Task goal: Find the lines below that contain the string "Parameters". Copy each one.
BEGIN Listed records
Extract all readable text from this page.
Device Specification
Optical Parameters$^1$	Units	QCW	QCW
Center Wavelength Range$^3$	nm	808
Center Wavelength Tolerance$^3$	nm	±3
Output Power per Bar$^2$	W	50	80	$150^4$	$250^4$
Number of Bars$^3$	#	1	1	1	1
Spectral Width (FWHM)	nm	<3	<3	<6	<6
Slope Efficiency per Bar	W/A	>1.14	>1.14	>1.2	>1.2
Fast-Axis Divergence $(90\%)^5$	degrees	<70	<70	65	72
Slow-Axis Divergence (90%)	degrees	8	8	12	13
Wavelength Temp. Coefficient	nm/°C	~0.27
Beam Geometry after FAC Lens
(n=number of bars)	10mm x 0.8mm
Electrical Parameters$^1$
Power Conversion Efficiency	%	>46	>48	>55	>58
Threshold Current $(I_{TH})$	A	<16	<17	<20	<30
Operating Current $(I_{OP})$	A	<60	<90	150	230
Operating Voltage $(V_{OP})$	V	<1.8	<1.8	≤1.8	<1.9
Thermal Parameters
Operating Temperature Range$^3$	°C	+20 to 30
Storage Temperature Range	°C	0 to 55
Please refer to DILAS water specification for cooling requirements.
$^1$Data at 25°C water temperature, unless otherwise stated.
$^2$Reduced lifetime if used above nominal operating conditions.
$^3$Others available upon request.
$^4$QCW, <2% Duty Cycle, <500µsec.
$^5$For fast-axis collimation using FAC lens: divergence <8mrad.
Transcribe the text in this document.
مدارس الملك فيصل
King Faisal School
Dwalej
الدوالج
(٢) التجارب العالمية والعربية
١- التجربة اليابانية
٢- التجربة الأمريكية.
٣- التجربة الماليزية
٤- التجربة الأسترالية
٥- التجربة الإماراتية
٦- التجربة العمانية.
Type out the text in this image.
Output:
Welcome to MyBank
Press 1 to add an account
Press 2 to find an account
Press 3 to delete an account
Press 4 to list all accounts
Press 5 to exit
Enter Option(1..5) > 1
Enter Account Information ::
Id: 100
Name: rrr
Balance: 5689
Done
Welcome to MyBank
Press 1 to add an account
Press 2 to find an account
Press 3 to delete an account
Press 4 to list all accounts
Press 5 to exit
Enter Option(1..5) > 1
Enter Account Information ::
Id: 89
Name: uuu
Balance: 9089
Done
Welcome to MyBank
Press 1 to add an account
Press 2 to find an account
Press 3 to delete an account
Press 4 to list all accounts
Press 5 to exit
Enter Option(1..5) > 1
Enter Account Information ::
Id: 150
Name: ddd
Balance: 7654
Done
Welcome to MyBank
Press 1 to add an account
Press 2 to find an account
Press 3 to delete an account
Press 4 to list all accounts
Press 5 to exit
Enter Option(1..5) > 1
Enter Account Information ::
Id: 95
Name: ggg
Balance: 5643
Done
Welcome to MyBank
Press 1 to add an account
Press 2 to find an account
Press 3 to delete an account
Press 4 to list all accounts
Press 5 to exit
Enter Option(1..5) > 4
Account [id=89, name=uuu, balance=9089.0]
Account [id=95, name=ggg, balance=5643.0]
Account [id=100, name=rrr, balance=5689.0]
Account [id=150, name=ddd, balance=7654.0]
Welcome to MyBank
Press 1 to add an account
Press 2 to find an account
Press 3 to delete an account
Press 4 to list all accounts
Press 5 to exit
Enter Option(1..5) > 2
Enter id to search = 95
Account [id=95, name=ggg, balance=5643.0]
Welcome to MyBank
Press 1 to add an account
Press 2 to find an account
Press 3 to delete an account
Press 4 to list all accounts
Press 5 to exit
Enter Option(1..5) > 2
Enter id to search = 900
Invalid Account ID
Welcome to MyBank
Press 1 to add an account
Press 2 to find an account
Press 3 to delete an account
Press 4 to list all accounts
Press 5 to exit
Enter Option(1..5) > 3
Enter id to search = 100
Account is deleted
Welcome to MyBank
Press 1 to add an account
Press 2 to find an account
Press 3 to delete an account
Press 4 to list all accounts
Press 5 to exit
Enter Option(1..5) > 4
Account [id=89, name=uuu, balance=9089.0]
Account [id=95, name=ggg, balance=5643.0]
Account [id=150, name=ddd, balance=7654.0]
END Listed records
BEGIN Listed records
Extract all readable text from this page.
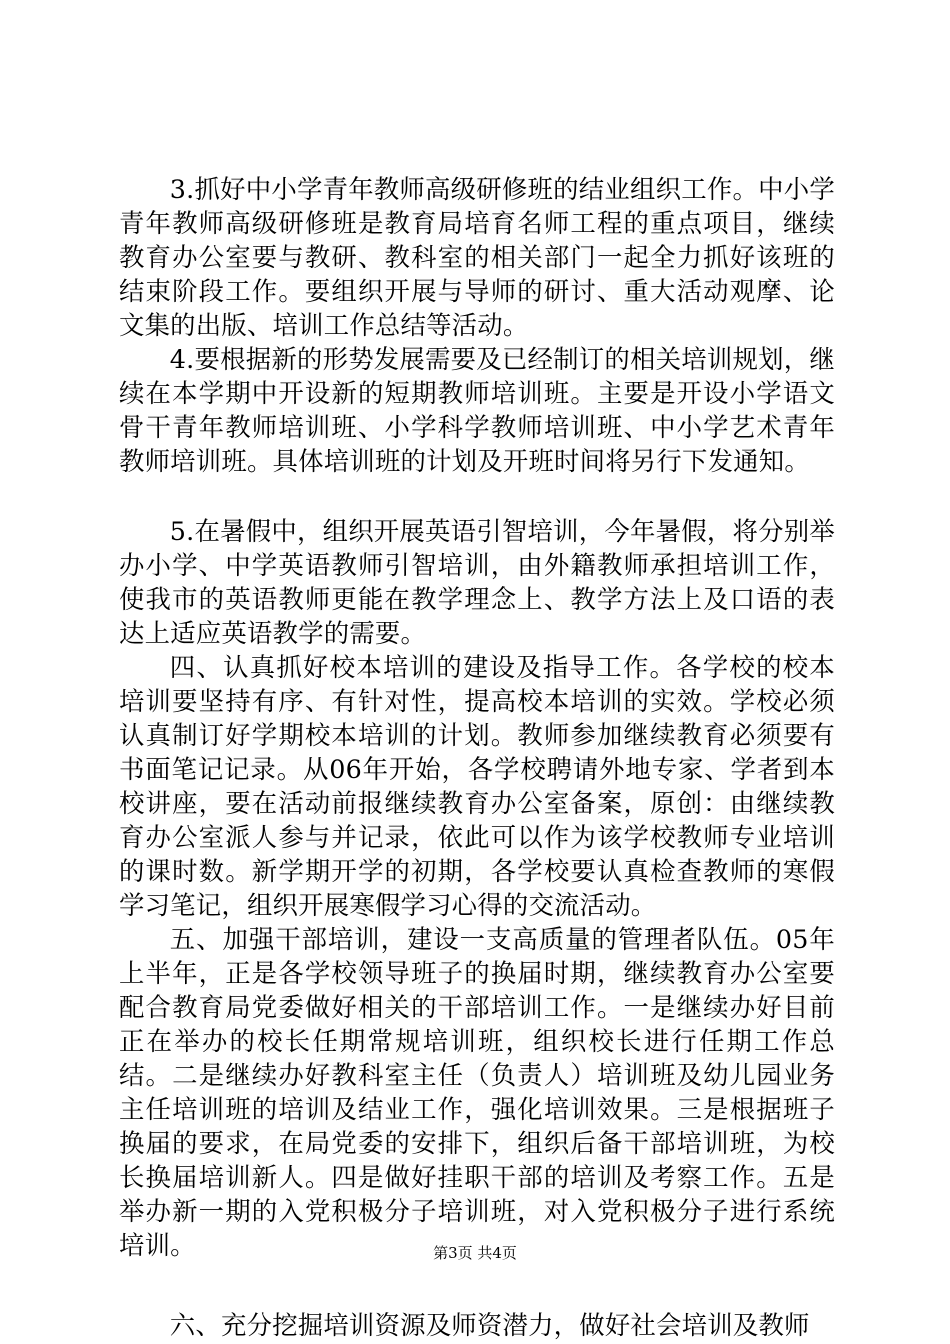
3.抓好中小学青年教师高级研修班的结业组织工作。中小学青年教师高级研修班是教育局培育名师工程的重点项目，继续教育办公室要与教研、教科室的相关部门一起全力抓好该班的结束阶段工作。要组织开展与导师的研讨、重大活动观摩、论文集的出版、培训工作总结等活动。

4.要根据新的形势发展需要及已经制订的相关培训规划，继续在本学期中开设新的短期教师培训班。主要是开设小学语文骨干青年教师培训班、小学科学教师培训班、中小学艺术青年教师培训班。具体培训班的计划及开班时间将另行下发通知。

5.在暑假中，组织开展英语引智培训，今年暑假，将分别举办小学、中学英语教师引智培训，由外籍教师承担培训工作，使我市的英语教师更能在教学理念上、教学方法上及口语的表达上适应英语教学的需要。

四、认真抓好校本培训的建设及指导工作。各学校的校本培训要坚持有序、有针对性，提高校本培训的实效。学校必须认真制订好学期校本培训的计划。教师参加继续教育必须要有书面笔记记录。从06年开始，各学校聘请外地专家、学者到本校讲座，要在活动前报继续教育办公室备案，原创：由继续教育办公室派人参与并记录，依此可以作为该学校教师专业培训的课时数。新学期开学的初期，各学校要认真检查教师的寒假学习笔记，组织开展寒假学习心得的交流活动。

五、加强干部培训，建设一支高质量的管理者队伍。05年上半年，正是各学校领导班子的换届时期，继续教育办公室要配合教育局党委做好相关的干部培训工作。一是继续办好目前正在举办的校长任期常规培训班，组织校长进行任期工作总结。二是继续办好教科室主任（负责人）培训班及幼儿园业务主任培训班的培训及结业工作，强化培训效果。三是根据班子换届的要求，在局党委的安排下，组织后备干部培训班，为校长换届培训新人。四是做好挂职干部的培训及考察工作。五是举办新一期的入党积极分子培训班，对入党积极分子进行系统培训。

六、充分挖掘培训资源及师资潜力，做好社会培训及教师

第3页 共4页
END Listed records
BEGIN Listed records
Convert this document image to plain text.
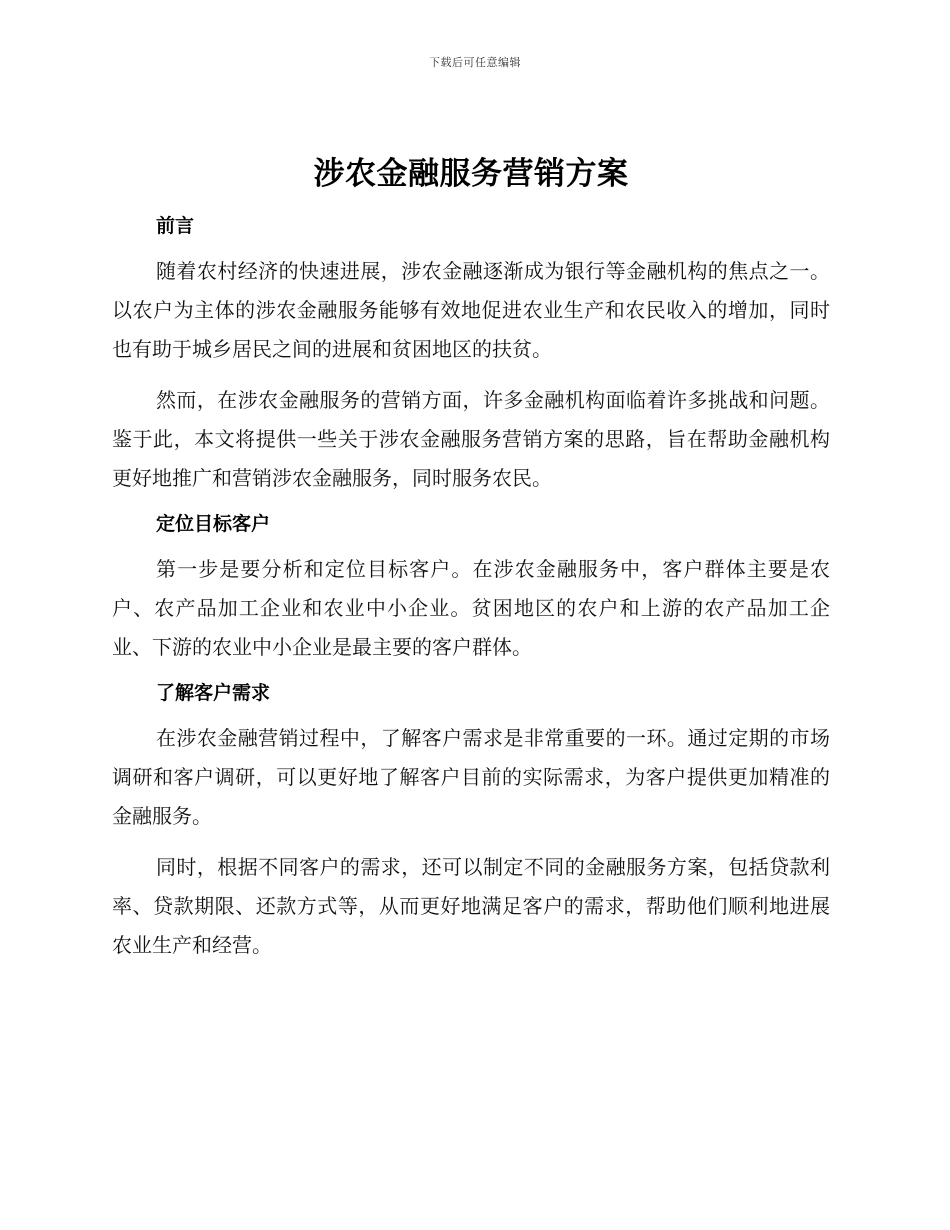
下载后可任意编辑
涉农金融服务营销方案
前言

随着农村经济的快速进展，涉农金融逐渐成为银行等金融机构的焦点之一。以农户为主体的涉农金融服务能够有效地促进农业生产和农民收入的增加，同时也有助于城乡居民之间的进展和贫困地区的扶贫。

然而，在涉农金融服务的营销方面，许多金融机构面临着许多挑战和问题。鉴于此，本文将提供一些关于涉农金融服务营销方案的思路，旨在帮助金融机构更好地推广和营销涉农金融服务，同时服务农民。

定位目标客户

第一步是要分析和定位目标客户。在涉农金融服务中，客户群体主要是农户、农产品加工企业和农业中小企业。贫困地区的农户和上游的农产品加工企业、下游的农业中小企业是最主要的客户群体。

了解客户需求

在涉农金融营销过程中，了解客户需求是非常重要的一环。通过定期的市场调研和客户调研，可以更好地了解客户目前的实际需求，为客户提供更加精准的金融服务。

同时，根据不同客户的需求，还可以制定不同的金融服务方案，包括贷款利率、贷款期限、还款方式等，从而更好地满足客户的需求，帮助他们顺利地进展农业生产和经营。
END Listed records
Task output:
Optical Parameters$^1$	Units	QCW	QCW
Electrical Parameters$^1$
Thermal Parameters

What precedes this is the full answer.